Set exercise
Write out, precisely and in full, each line of the material.

+++ Data to process

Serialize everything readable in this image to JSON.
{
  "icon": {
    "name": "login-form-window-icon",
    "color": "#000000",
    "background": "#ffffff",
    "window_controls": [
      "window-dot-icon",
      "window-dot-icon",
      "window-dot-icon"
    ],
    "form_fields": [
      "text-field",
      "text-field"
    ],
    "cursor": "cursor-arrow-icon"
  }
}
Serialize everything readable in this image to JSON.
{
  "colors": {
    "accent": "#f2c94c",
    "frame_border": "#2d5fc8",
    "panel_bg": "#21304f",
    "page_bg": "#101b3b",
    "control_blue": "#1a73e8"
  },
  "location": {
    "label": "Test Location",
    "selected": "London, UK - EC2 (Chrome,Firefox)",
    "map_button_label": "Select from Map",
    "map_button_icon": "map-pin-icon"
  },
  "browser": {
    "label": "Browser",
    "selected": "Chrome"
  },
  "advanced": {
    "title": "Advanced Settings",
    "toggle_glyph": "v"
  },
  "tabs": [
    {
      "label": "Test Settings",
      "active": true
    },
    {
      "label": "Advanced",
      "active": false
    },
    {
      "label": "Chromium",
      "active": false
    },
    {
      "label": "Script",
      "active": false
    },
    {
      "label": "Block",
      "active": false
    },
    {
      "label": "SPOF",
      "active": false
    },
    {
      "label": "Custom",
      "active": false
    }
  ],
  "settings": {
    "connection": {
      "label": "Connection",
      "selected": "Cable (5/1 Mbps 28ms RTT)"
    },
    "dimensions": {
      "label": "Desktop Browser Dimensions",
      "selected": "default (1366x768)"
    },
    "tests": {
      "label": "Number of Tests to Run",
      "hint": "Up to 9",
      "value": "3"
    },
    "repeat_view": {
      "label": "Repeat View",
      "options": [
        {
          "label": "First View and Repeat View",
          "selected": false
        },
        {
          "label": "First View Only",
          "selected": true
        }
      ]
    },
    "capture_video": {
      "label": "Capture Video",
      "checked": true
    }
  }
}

++++++

The completed task
Serialize everything readable in this image to JSON.
{
  "icon": {
    "name": "login-form-window-icon",
    "color": "#000000",
    "background": "#ffffff",
    "window_controls": [
      "window-dot-icon",
      "window-dot-icon",
      "window-dot-icon"
    ],
    "form_fields": [
      "text-field",
      "text-field"
    ],
    "cursor": "cursor-arrow-icon"
  }
}
Serialize everything readable in this image to JSON.
{
  "colors": {
    "accent": "#f2c94c",
    "frame_border": "#2d5fc8",
    "panel_bg": "#21304f",
    "page_bg": "#101b3b",
    "control_blue": "#1a73e8"
  },
  "location": {
    "label": "Test Location",
    "selected": "London, UK - EC2 (Chrome,Firefox)",
    "map_button_label": "Select from Map",
    "map_button_icon": "map-pin-icon"
  },
  "browser": {
    "label": "Browser",
    "selected": "Chrome"
  },
  "advanced": {
    "title": "Advanced Settings",
    "toggle_glyph": "v"
  },
  "tabs": [
    {
      "label": "Test Settings",
      "active": true
    },
    {
      "label": "Advanced",
      "active": false
    },
    {
      "label": "Chromium",
      "active": false
    },
    {
      "label": "Script",
      "active": false
    },
    {
      "label": "Block",
      "active": false
    },
    {
      "label": "SPOF",
      "active": false
    },
    {
      "label": "Custom",
      "active": false
    }
  ],
  "settings": {
    "connection": {
      "label": "Connection",
      "selected": "Cable (5/1 Mbps 28ms RTT)"
    },
    "dimensions": {
      "label": "Desktop Browser Dimensions",
      "selected": "default (1366x768)"
    },
    "tests": {
      "label": "Number of Tests to Run",
      "hint": "Up to 9",
      "value": "3"
    },
    "repeat_view": {
      "label": "Repeat View",
      "options": [
        {
          "label": "First View and Repeat View",
          "selected": false
        },
        {
          "label": "First View Only",
          "selected": true
        }
      ]
    },
    "capture_video": {
      "label": "Capture Video",
      "checked": true
    }
  }
}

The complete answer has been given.